- [GOAL OF THE EXERCISE]: Work out how many lines hold the string "DELiveri". Give that number and nothing more.

- [RECORDS SUPPLIED]:
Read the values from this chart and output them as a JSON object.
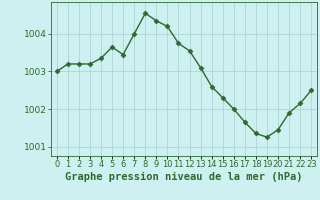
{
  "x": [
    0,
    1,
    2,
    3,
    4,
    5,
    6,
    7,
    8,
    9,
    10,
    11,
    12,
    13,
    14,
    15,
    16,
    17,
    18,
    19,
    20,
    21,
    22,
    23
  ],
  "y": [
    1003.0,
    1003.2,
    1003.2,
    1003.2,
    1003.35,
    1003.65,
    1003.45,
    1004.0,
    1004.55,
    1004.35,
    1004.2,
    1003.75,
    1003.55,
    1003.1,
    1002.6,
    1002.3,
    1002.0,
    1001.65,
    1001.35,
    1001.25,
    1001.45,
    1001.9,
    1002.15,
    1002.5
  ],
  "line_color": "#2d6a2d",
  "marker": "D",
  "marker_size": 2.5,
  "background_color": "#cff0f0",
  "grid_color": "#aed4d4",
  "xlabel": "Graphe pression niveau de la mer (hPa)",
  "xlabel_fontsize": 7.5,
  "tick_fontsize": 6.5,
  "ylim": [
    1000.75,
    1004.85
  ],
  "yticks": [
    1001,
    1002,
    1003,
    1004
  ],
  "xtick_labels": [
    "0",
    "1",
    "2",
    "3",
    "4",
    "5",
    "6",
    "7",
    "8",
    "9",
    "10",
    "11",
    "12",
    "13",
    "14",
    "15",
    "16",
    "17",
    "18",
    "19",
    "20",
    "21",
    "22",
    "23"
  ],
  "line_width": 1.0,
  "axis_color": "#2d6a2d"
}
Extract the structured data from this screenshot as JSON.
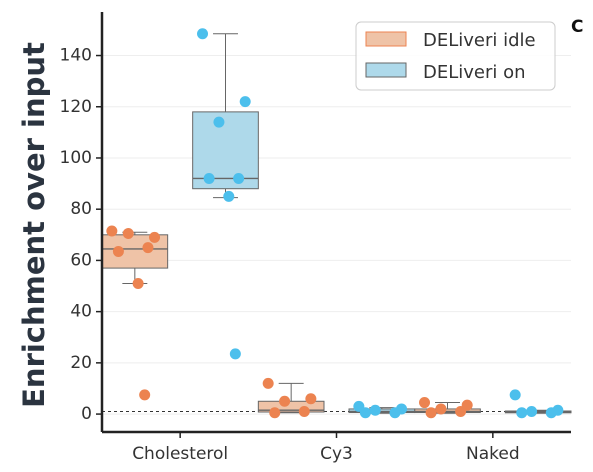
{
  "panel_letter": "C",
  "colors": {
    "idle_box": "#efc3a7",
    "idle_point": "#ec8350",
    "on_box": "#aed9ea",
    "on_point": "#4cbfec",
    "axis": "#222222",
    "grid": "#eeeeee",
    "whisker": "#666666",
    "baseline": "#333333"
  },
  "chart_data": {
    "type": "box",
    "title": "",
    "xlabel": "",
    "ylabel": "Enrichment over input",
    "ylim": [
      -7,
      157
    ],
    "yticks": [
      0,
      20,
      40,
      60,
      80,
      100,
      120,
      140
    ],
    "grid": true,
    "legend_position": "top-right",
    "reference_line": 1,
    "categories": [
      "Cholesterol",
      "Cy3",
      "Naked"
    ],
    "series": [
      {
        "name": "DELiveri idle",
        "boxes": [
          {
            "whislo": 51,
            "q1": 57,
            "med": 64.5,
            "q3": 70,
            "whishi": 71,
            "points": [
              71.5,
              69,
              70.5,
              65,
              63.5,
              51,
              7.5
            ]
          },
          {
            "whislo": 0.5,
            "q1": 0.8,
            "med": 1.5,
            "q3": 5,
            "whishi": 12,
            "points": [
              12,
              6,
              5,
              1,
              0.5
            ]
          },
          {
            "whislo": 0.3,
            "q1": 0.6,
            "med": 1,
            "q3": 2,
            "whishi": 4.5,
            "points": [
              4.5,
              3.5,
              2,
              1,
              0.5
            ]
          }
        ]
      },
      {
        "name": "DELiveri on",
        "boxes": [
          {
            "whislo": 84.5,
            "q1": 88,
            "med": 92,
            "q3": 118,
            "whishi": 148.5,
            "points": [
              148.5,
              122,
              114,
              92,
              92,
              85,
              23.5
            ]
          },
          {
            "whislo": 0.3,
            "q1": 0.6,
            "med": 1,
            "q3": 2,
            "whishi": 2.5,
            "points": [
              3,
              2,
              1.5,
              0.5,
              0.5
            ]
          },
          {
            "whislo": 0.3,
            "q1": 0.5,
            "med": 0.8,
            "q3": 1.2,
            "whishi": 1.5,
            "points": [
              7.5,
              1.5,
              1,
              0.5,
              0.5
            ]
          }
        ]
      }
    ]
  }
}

- [EXERCISE OUTPUT]: 2